## Short exercise 1:
Translate this sentence from the bowling history text into Spanish: "Standardized rules and organization of nine-pins were developed by the American Bowling Congress in 1895."
## Short exercise 2:
Extend the history of skittles and bowling in early America past its final sentence.

## Source text:
:::::
Sunday, March 17, 2019

Skittles, 9 Pins & 10 Pin Bowling in Early America - A History

Ten Pin bowling is the North American version of Skittles and is believed to be based upon the Skittles game from Holland.  It was probably the Dutch who took their version of skittles to the British North American colonies in the 17C, although another theory believes it is of English origin. Either way, the game fell into disrepute, as it tended to attract crowds of undesirables and to be played by gamblers, not welcomed by the Puritans. Consequently, a law was introduced to ban the game but since the law only mentioned "nine pin bowling", Americans simply added another skittle and called the game ten-pin bowling to avoid penalty.

Nine-pins was the most popular form of bowling in much of the United States from colonial times until the 1830s, when several cities in the United States banned nine-pin bowling out of moral panic over the supposed destruction of the work ethic, gambling, and organized crime. Standardized rules and organization of nine-pins were developed by the American Bowling Congress in 1895. Tenpin bowling is said to have been invented in order to meet the letter of these laws, even with evidence of outdoor bowling games in 1810 England being bowled with ten pins set in an equilateral triangle as is done today in tenpin bowling. Today, nine-pins has disappeared from all of the United States except Texas, where, by 1837, ninepin alleys were numerous enough that rather than a ban, the 1st Congress of the Republic of Texas chose to subject them to an annual tax of $150, and all forms of bowling have remained legal and subject to taxation in Texas ever since. Whereas tenpin alleys were usually found associated with taverns in the 19C & frequented exclusively by men, ninepin alleys were often built by clubs patronized by families.
:::::
## Dataset section:
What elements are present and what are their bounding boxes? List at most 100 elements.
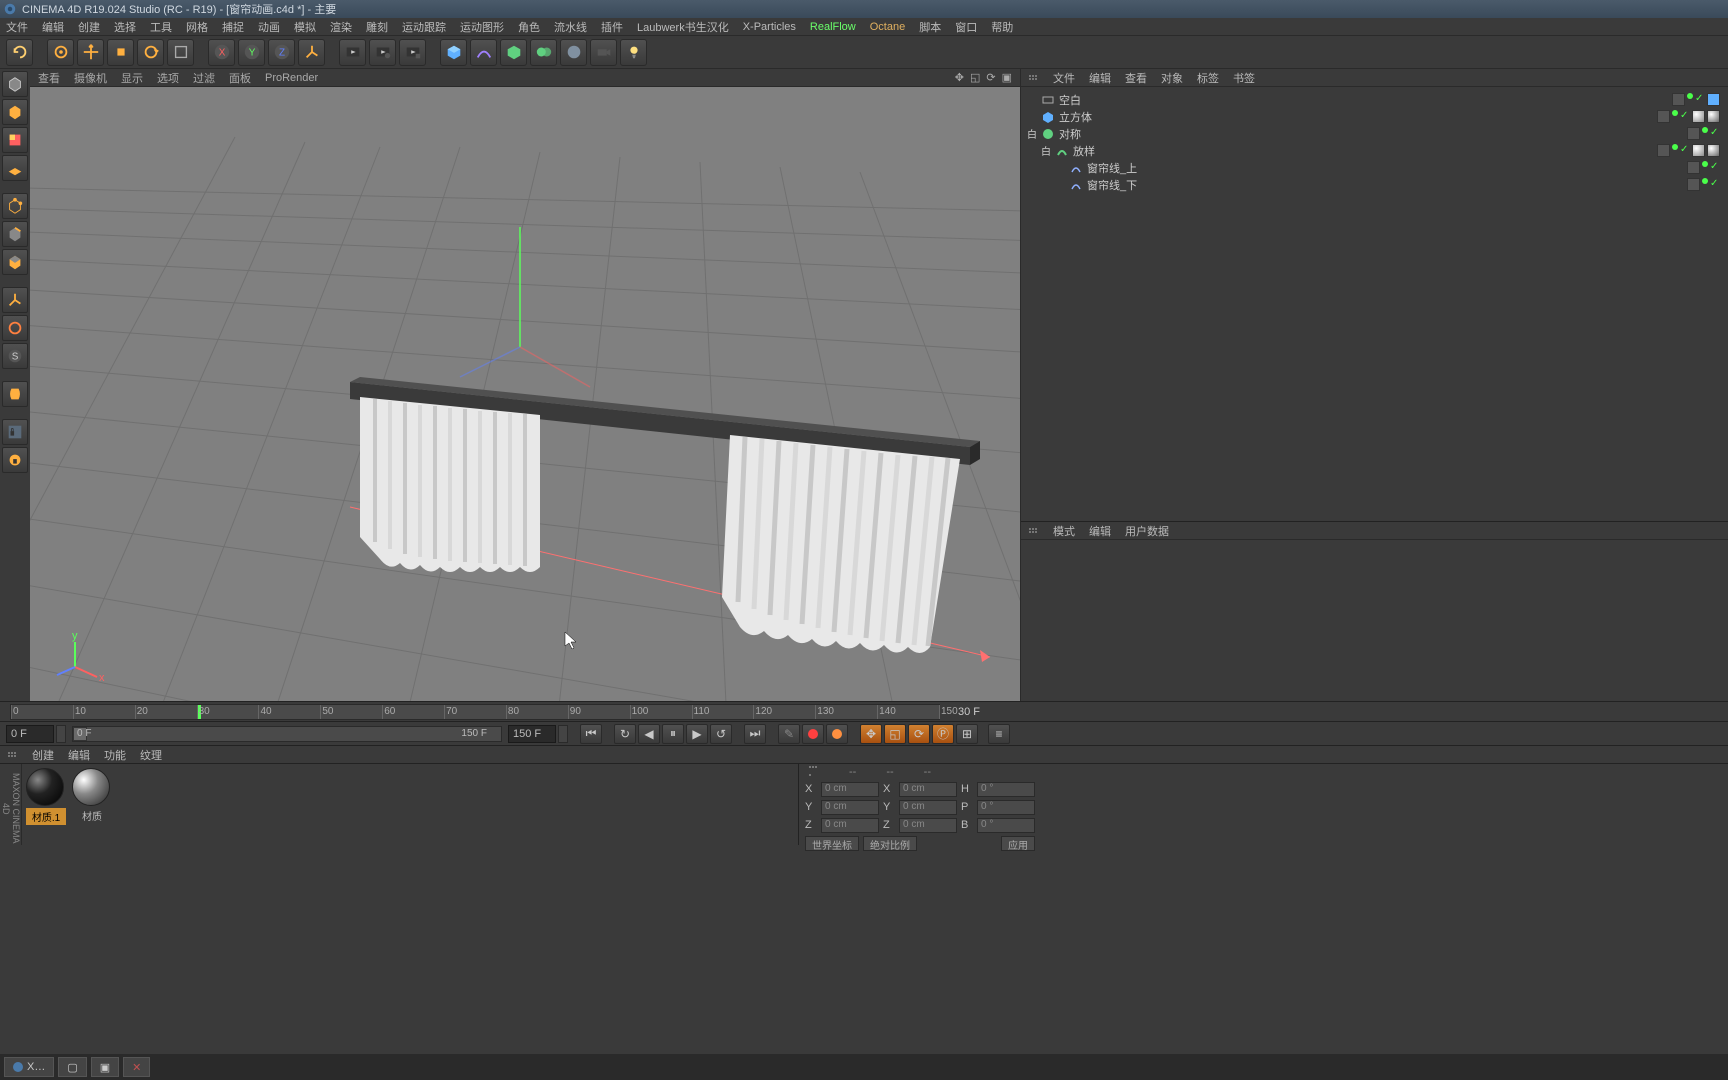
:::::
## Written answer 1:
Las reglas estandarizadas y la organización de los nueve bolos fueron desarrolladas por el American Bowling Congress en 1895.

## Written answer 2:
Something that makes nine-pin bowling different from ten-pin bowling is that the bowlers do not have to bowl in the same order in each frame. Each team can designate a bowler to “Captain” each game. This Captain has complete discretion in determining the bowling order in each frame. These decisions are made on-the-fly: If the remaining pins are on the left side, and there is a remaining bowler who is better than the rest on left side pins, the Captain will send that bowler. This gives the Captain the flexibility to help maximize the team’s score. However, each bowler must roll two balls in each frame.

The game of skittles & its variations are also known as Nine Pins, Kegelen, Dutch Pins, 4 Corners, Rolly Polly, Closh, Loggats, Kayles, Quilles, Kubb, Aunt Sally, & 10 Pin Bowling. Most forms of Skittles feature projectiles being propelled from one end of an alley in an effort to knock down nine pins stood in a square at the other end. That is about all that many of the games do have in common. Over the years, Skittles developed regional variations in skittle size and shape, skittle alley length, use of a kingpin, size and shape of the balls/cheeses and the rules began to vary quite radically through time & place.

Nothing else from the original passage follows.